(Records from a collection of figures)
╭──

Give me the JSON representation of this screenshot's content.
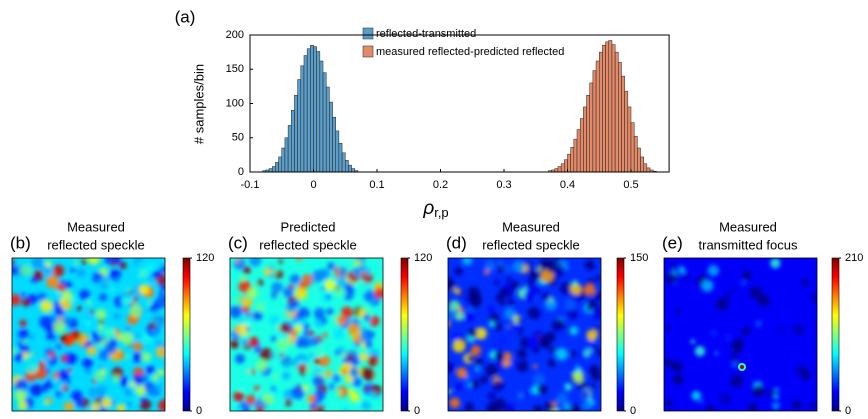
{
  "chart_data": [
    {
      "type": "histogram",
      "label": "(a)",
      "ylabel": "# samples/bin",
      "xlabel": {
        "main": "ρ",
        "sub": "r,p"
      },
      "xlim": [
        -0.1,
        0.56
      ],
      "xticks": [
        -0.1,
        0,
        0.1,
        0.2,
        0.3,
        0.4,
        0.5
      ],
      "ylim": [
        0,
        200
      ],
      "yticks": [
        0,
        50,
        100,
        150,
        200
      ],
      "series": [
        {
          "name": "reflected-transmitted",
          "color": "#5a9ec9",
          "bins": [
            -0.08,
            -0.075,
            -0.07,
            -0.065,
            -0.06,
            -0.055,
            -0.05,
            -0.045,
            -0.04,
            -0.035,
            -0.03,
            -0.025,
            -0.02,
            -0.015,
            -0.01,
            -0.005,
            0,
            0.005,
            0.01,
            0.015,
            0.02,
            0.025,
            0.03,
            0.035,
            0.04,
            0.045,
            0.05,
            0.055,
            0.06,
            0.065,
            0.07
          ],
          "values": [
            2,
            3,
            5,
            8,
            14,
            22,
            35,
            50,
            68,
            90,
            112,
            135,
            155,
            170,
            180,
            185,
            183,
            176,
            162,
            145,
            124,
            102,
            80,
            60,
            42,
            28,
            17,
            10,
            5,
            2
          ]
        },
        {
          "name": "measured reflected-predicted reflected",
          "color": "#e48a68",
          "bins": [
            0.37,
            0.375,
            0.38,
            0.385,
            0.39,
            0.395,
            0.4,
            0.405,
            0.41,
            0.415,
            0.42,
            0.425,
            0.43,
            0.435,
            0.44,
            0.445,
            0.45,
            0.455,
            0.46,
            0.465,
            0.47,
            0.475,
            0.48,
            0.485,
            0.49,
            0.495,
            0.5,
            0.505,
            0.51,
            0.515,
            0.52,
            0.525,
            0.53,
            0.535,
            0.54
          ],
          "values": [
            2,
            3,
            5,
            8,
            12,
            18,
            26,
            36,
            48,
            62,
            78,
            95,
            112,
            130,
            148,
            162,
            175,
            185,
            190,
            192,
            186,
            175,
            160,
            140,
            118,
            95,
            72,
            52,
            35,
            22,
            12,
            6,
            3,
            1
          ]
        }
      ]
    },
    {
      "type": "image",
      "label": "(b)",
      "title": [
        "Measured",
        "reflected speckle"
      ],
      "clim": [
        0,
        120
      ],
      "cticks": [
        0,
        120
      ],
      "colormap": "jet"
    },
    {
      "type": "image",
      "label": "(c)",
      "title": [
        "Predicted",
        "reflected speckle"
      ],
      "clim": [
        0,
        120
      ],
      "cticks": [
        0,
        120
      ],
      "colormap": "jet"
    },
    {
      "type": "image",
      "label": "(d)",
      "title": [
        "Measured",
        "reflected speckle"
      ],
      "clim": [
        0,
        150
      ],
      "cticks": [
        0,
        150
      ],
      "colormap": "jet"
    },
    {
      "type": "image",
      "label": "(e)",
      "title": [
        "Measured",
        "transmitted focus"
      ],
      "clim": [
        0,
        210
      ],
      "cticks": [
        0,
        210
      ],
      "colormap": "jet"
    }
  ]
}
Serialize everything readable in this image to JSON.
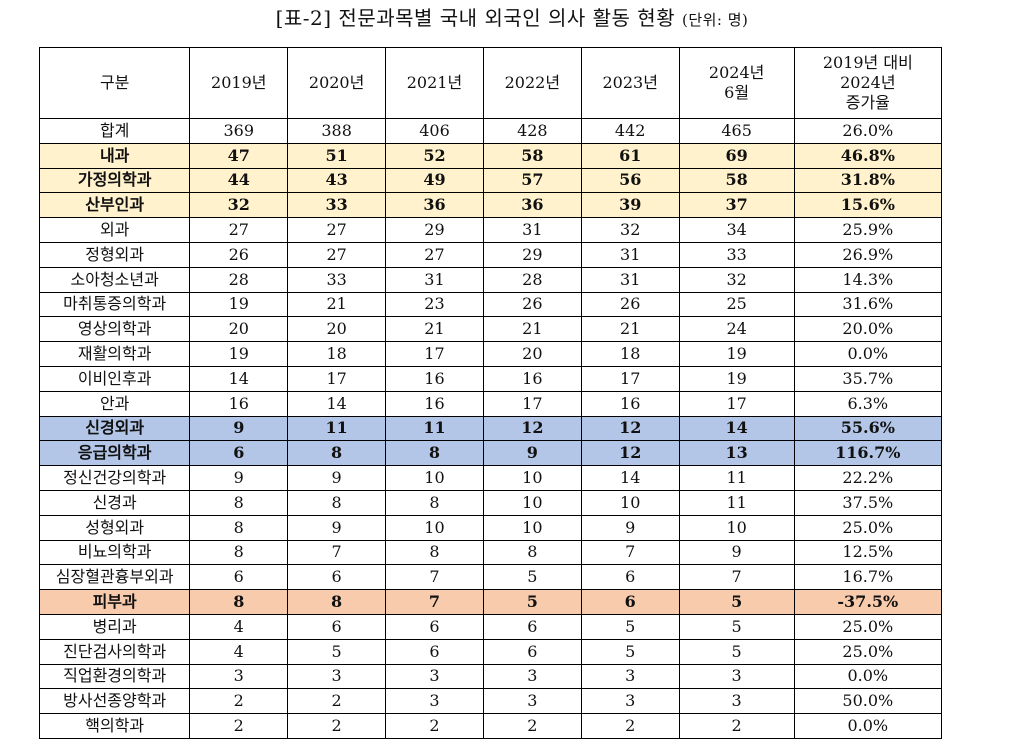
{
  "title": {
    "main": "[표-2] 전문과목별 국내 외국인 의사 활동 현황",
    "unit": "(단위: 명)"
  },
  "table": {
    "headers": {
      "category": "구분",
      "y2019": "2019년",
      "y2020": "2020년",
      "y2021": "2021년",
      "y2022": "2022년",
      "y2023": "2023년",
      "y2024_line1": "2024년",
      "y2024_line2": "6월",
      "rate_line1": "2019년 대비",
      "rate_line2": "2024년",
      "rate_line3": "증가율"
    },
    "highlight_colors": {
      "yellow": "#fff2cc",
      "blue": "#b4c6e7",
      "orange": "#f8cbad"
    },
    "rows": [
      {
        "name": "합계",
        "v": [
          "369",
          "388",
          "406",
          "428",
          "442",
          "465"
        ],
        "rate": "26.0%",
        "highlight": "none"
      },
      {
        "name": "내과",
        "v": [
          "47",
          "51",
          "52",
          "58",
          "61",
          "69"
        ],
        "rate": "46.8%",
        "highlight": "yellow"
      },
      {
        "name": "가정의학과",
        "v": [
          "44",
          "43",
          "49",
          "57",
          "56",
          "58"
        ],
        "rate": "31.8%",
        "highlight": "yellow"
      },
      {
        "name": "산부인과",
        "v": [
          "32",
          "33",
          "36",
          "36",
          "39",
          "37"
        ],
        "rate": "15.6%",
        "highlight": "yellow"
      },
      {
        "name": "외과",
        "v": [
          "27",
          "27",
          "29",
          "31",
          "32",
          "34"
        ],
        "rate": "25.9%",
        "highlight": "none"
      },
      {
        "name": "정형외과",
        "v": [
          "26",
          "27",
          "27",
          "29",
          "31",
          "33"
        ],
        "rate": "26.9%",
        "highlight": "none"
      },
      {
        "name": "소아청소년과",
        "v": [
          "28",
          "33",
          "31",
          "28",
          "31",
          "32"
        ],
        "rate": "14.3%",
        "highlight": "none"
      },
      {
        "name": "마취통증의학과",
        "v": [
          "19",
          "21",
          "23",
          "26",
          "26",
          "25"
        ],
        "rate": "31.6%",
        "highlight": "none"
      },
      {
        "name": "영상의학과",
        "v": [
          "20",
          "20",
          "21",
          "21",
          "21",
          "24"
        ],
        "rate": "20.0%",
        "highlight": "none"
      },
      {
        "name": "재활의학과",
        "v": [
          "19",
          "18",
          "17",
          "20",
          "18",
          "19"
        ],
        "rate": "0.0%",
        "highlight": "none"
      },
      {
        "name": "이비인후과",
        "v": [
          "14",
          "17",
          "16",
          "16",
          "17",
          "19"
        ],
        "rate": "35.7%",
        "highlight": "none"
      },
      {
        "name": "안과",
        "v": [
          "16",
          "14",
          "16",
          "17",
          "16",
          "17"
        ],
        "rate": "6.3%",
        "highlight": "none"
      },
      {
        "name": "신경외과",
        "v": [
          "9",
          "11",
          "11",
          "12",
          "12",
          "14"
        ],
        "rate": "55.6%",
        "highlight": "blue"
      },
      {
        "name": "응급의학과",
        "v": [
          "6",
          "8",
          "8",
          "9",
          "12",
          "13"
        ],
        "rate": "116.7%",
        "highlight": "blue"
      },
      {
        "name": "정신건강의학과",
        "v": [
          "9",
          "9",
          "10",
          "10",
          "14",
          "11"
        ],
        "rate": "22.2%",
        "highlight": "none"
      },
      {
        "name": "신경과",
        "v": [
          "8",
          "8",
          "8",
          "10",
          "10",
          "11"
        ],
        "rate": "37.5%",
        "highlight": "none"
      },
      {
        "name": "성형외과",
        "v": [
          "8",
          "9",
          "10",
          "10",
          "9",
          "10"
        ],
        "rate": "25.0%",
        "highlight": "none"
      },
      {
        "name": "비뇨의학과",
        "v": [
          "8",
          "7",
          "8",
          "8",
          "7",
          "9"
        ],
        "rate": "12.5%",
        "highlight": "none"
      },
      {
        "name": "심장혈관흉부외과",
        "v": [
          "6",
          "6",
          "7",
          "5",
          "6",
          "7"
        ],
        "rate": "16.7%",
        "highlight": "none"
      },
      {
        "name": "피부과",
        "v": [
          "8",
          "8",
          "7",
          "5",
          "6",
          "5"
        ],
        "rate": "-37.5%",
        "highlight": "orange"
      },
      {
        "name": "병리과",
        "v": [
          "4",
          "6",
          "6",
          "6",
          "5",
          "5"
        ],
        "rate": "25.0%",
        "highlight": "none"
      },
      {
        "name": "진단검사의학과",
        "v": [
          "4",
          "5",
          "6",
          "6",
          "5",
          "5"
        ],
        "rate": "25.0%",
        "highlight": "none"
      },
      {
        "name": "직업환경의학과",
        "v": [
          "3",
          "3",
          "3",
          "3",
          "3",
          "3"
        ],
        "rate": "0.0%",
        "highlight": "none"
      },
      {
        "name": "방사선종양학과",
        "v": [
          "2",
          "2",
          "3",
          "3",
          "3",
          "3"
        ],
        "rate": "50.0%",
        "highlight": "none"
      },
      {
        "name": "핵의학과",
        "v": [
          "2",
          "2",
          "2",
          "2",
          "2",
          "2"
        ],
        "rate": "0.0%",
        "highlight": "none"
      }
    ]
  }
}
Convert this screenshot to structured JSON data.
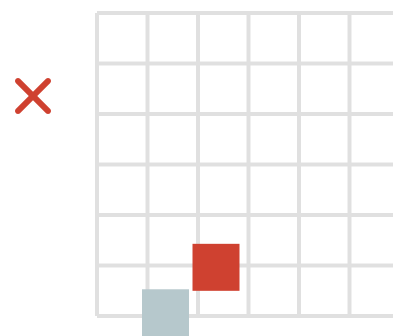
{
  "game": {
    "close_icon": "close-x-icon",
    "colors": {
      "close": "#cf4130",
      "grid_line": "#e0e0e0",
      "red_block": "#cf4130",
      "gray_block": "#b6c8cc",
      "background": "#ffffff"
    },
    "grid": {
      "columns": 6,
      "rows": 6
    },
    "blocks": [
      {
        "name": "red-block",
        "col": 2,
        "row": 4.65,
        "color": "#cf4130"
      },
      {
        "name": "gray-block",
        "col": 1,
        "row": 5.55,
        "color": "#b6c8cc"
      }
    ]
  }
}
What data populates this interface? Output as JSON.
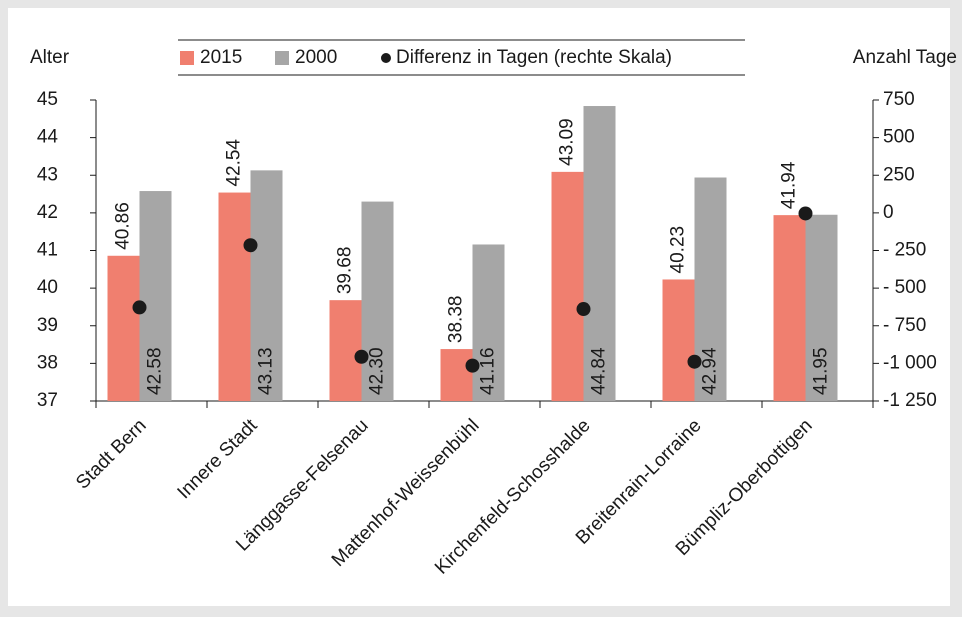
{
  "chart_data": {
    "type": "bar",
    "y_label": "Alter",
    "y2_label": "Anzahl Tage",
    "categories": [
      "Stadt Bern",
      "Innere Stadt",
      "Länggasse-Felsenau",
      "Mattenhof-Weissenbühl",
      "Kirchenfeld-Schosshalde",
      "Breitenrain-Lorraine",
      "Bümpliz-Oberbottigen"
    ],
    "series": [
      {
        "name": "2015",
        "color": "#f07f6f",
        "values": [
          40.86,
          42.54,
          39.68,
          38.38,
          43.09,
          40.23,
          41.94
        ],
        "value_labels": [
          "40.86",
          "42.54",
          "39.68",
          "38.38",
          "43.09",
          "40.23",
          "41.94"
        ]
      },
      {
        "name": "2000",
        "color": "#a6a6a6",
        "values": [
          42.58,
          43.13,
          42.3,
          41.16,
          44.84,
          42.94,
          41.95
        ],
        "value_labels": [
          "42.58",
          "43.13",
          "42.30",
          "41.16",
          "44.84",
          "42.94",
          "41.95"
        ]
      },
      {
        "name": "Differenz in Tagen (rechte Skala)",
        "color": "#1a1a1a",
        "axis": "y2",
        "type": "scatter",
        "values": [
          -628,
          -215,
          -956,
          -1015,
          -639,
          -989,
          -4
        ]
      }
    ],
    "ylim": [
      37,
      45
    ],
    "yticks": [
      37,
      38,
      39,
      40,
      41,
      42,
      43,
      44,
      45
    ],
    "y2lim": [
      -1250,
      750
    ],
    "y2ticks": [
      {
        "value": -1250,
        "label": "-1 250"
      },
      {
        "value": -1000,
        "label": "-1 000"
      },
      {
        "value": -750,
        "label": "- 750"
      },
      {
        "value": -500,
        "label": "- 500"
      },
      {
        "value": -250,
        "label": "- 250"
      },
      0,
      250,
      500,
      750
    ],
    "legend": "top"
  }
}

╰──

■ Required work:
Return each line among the entries that holds the word "this".

■ Exercise solution:
Give me the JSON representation of this screenshot's content.
Serialize everything readable in this image to JSON.
Convert this screenshot to structured JSON data.
What data populates this interface? Output as JSON.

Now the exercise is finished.